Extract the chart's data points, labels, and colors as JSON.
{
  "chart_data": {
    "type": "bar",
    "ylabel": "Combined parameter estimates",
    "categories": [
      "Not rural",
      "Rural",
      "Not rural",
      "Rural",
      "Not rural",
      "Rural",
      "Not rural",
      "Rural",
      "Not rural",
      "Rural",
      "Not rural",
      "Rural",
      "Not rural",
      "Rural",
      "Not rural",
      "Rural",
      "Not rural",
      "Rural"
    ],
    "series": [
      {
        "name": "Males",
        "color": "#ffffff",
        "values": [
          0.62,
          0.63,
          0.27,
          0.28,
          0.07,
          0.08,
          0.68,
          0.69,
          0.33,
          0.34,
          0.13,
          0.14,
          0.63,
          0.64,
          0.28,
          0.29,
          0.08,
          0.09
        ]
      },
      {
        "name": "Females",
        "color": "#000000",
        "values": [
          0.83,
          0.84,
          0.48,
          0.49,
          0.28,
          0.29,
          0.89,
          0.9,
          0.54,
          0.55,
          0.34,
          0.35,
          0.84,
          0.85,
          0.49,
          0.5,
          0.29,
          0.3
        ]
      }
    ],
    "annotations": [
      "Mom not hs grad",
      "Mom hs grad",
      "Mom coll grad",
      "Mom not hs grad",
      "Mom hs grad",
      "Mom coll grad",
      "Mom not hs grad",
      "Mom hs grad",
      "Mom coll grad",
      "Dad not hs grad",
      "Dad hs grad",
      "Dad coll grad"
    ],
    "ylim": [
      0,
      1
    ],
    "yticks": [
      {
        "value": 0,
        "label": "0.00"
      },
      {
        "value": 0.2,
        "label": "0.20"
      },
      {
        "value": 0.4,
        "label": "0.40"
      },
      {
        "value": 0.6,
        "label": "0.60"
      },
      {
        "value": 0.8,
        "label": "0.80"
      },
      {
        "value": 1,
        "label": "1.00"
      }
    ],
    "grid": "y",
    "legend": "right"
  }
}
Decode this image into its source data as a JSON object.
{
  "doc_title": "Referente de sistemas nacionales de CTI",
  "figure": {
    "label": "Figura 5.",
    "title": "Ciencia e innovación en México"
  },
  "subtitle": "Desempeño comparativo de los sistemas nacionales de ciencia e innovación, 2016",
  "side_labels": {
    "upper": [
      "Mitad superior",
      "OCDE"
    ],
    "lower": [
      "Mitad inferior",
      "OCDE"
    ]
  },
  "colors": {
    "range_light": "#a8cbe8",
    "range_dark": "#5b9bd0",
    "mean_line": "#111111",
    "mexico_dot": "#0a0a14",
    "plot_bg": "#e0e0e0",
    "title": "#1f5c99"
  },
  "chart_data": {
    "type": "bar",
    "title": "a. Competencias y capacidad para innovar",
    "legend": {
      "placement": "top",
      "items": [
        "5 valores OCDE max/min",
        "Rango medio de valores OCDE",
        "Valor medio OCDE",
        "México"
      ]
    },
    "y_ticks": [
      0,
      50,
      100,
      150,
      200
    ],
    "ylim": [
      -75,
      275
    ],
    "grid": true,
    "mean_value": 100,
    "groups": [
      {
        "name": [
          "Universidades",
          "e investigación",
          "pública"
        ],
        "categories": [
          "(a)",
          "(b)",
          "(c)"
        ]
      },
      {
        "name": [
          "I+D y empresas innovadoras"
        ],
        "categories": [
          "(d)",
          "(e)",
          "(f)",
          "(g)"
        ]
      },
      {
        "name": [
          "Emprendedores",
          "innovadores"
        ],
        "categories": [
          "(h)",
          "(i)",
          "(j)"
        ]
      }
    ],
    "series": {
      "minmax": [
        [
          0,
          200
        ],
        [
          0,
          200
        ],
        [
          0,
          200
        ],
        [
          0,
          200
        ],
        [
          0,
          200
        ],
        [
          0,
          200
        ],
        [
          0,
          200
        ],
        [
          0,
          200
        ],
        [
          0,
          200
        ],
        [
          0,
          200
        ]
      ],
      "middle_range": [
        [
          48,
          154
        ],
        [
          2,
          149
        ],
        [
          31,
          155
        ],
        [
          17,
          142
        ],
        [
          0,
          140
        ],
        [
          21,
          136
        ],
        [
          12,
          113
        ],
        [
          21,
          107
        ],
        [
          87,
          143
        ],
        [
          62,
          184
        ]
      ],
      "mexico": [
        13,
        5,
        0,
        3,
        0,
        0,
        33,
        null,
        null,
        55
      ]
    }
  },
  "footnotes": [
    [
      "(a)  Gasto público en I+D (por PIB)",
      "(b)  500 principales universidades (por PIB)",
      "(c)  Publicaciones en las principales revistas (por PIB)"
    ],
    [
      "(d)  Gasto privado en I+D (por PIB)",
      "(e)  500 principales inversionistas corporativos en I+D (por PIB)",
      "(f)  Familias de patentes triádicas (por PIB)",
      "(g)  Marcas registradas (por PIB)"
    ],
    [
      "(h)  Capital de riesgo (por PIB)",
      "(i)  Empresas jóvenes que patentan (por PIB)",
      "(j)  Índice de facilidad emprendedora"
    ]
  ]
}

- WHAT IS BEING ASKED:
Output the records above in their entirety, exactly.

- COMPLETED TASK:
Extract the chart's data points, labels, and colors as JSON.
{
  "chart_data": {
    "type": "bar",
    "ylabel": "Combined parameter estimates",
    "categories": [
      "Not rural",
      "Rural",
      "Not rural",
      "Rural",
      "Not rural",
      "Rural",
      "Not rural",
      "Rural",
      "Not rural",
      "Rural",
      "Not rural",
      "Rural",
      "Not rural",
      "Rural",
      "Not rural",
      "Rural",
      "Not rural",
      "Rural"
    ],
    "series": [
      {
        "name": "Males",
        "color": "#ffffff",
        "values": [
          0.62,
          0.63,
          0.27,
          0.28,
          0.07,
          0.08,
          0.68,
          0.69,
          0.33,
          0.34,
          0.13,
          0.14,
          0.63,
          0.64,
          0.28,
          0.29,
          0.08,
          0.09
        ]
      },
      {
        "name": "Females",
        "color": "#000000",
        "values": [
          0.83,
          0.84,
          0.48,
          0.49,
          0.28,
          0.29,
          0.89,
          0.9,
          0.54,
          0.55,
          0.34,
          0.35,
          0.84,
          0.85,
          0.49,
          0.5,
          0.29,
          0.3
        ]
      }
    ],
    "annotations": [
      "Mom not hs grad",
      "Mom hs grad",
      "Mom coll grad",
      "Mom not hs grad",
      "Mom hs grad",
      "Mom coll grad",
      "Mom not hs grad",
      "Mom hs grad",
      "Mom coll grad",
      "Dad not hs grad",
      "Dad hs grad",
      "Dad coll grad"
    ],
    "ylim": [
      0,
      1
    ],
    "yticks": [
      {
        "value": 0,
        "label": "0.00"
      },
      {
        "value": 0.2,
        "label": "0.20"
      },
      {
        "value": 0.4,
        "label": "0.40"
      },
      {
        "value": 0.6,
        "label": "0.60"
      },
      {
        "value": 0.8,
        "label": "0.80"
      },
      {
        "value": 1,
        "label": "1.00"
      }
    ],
    "grid": "y",
    "legend": "right"
  }
}
Decode this image into its source data as a JSON object.
{
  "doc_title": "Referente de sistemas nacionales de CTI",
  "figure": {
    "label": "Figura 5.",
    "title": "Ciencia e innovación en México"
  },
  "subtitle": "Desempeño comparativo de los sistemas nacionales de ciencia e innovación, 2016",
  "side_labels": {
    "upper": [
      "Mitad superior",
      "OCDE"
    ],
    "lower": [
      "Mitad inferior",
      "OCDE"
    ]
  },
  "colors": {
    "range_light": "#a8cbe8",
    "range_dark": "#5b9bd0",
    "mean_line": "#111111",
    "mexico_dot": "#0a0a14",
    "plot_bg": "#e0e0e0",
    "title": "#1f5c99"
  },
  "chart_data": {
    "type": "bar",
    "title": "a. Competencias y capacidad para innovar",
    "legend": {
      "placement": "top",
      "items": [
        "5 valores OCDE max/min",
        "Rango medio de valores OCDE",
        "Valor medio OCDE",
        "México"
      ]
    },
    "y_ticks": [
      0,
      50,
      100,
      150,
      200
    ],
    "ylim": [
      -75,
      275
    ],
    "grid": true,
    "mean_value": 100,
    "groups": [
      {
        "name": [
          "Universidades",
          "e investigación",
          "pública"
        ],
        "categories": [
          "(a)",
          "(b)",
          "(c)"
        ]
      },
      {
        "name": [
          "I+D y empresas innovadoras"
        ],
        "categories": [
          "(d)",
          "(e)",
          "(f)",
          "(g)"
        ]
      },
      {
        "name": [
          "Emprendedores",
          "innovadores"
        ],
        "categories": [
          "(h)",
          "(i)",
          "(j)"
        ]
      }
    ],
    "series": {
      "minmax": [
        [
          0,
          200
        ],
        [
          0,
          200
        ],
        [
          0,
          200
        ],
        [
          0,
          200
        ],
        [
          0,
          200
        ],
        [
          0,
          200
        ],
        [
          0,
          200
        ],
        [
          0,
          200
        ],
        [
          0,
          200
        ],
        [
          0,
          200
        ]
      ],
      "middle_range": [
        [
          48,
          154
        ],
        [
          2,
          149
        ],
        [
          31,
          155
        ],
        [
          17,
          142
        ],
        [
          0,
          140
        ],
        [
          21,
          136
        ],
        [
          12,
          113
        ],
        [
          21,
          107
        ],
        [
          87,
          143
        ],
        [
          62,
          184
        ]
      ],
      "mexico": [
        13,
        5,
        0,
        3,
        0,
        0,
        33,
        null,
        null,
        55
      ]
    }
  },
  "footnotes": [
    [
      "(a)  Gasto público en I+D (por PIB)",
      "(b)  500 principales universidades (por PIB)",
      "(c)  Publicaciones en las principales revistas (por PIB)"
    ],
    [
      "(d)  Gasto privado en I+D (por PIB)",
      "(e)  500 principales inversionistas corporativos en I+D (por PIB)",
      "(f)  Familias de patentes triádicas (por PIB)",
      "(g)  Marcas registradas (por PIB)"
    ],
    [
      "(h)  Capital de riesgo (por PIB)",
      "(i)  Empresas jóvenes que patentan (por PIB)",
      "(j)  Índice de facilidad emprendedora"
    ]
  ]
}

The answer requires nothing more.